#### Listed entries ####
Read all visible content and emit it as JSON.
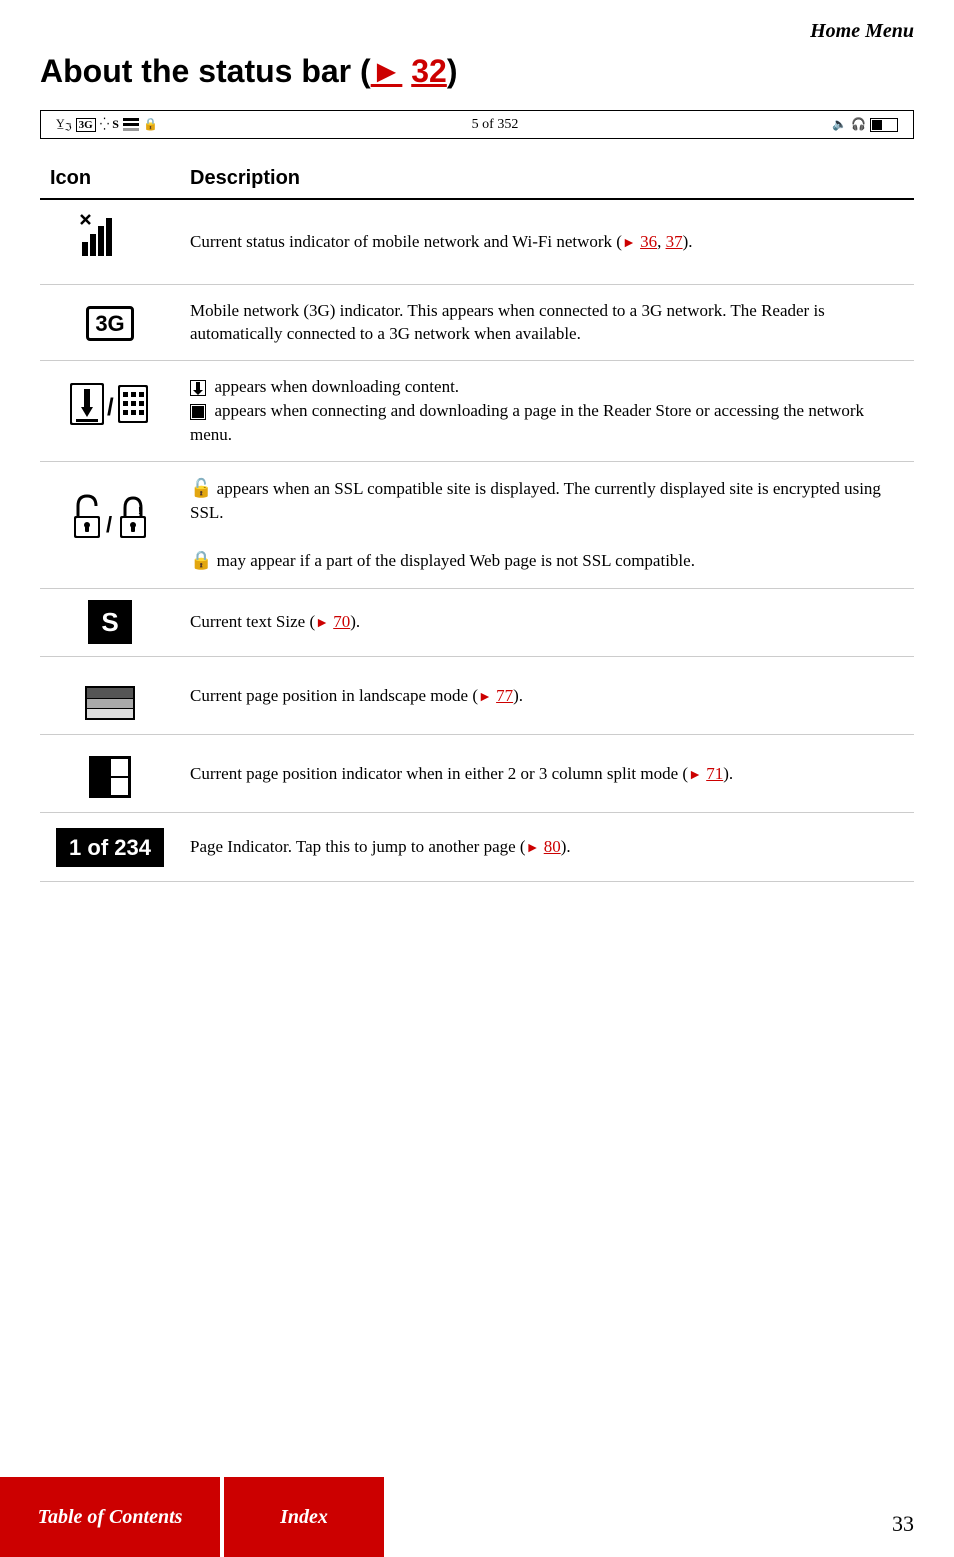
{
  "header": {
    "home_menu_label": "Home Menu"
  },
  "page_title": {
    "text_before": "About the status bar (",
    "arrow": "▶",
    "link_number": "32",
    "text_after": ")"
  },
  "status_bar_demo": {
    "center_text": "5 of 352"
  },
  "table": {
    "col_icon_header": "Icon",
    "col_desc_header": "Description",
    "rows": [
      {
        "icon_label": "Signal/WiFi",
        "description": "Current status indicator of mobile network and Wi-Fi network (▶ 36, 37).",
        "ref1": "36",
        "ref2": "37"
      },
      {
        "icon_label": "3G",
        "description": "Mobile network (3G) indicator. This appears when connected to a 3G network. The Reader is automatically connected to a 3G network when available."
      },
      {
        "icon_label": "Download/Connect",
        "description_part1": "▪ appears when downloading content.",
        "description_part2": "▪ appears when connecting and downloading a page in the Reader Store or accessing the network menu."
      },
      {
        "icon_label": "Lock",
        "description_part1": "🔓 appears when an SSL compatible site is displayed. The currently displayed site is encrypted using SSL.",
        "description_part2": "🔒 may appear if a part of the displayed Web page is not SSL compatible."
      },
      {
        "icon_label": "S",
        "description": "Current text Size (▶ 70).",
        "ref1": "70"
      },
      {
        "icon_label": "Landscape",
        "description": "Current page position in landscape mode (▶ 77).",
        "ref1": "77"
      },
      {
        "icon_label": "Grid",
        "description": "Current page position indicator when in either 2 or 3 column split mode (▶ 71).",
        "ref1": "71"
      },
      {
        "icon_label": "1 of 234",
        "description": "Page Indicator. Tap this to jump to another page (▶ 80).",
        "ref1": "80"
      }
    ]
  },
  "footer": {
    "toc_label": "Table of Contents",
    "index_label": "Index",
    "page_number": "33"
  }
}
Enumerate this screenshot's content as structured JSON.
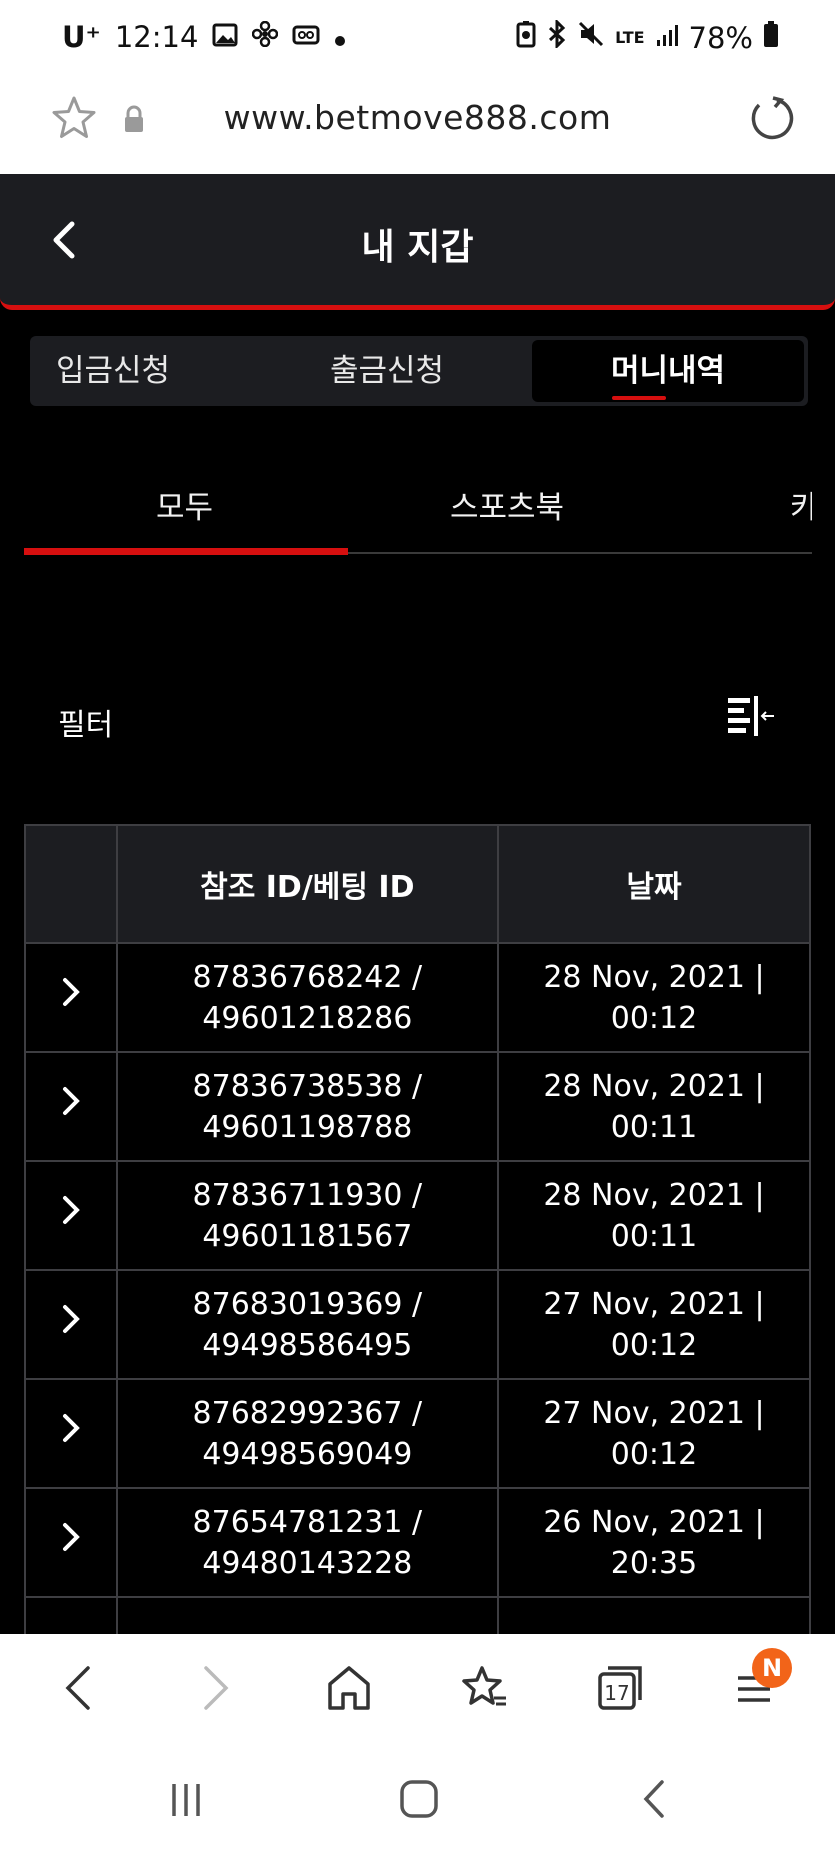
{
  "status_bar": {
    "carrier": "U⁺",
    "time": "12:14",
    "network": "LTE",
    "battery": "78%"
  },
  "browser": {
    "url": "www.betmove888.com",
    "tabs_count": "17",
    "menu_badge": "N"
  },
  "header": {
    "title": "내 지갑"
  },
  "wallet_tabs": {
    "deposit": "입금신청",
    "withdraw": "출금신청",
    "history": "머니내역"
  },
  "category_tabs": {
    "all": "모두",
    "sportsbook": "스포츠북",
    "third": "카"
  },
  "filter": {
    "label": "필터"
  },
  "table": {
    "headers": [
      "",
      "참조 ID/베팅 ID",
      "날짜"
    ],
    "rows": [
      {
        "ref": "87836768242 /",
        "bet": "49601218286",
        "date": "28 Nov, 2021 |",
        "time": "00:12"
      },
      {
        "ref": "87836738538 /",
        "bet": "49601198788",
        "date": "28 Nov, 2021 |",
        "time": "00:11"
      },
      {
        "ref": "87836711930 /",
        "bet": "49601181567",
        "date": "28 Nov, 2021 |",
        "time": "00:11"
      },
      {
        "ref": "87683019369 /",
        "bet": "49498586495",
        "date": "27 Nov, 2021 |",
        "time": "00:12"
      },
      {
        "ref": "87682992367 /",
        "bet": "49498569049",
        "date": "27 Nov, 2021 |",
        "time": "00:12"
      },
      {
        "ref": "87654781231 /",
        "bet": "49480143228",
        "date": "26 Nov, 2021 |",
        "time": "20:35"
      }
    ]
  }
}
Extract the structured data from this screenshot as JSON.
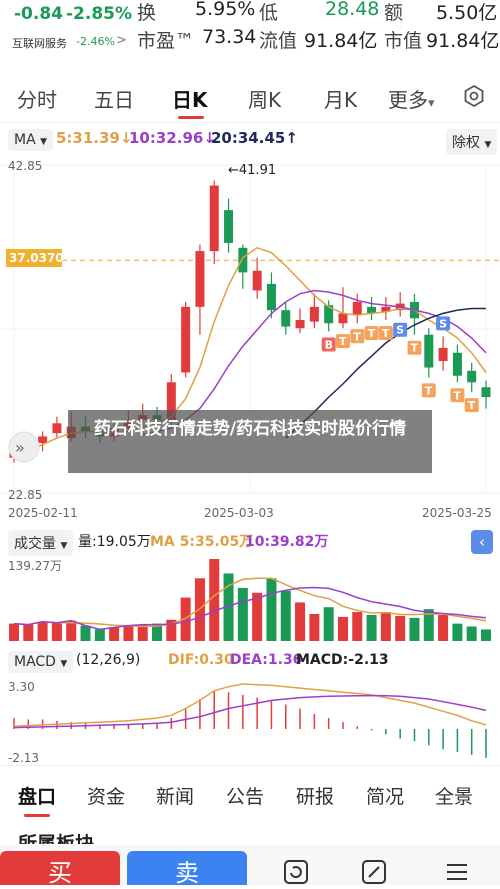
####
» **Problem to work on**: State, as a number only, how many lines in the entries include "displayed".

» **Output for this task**: 2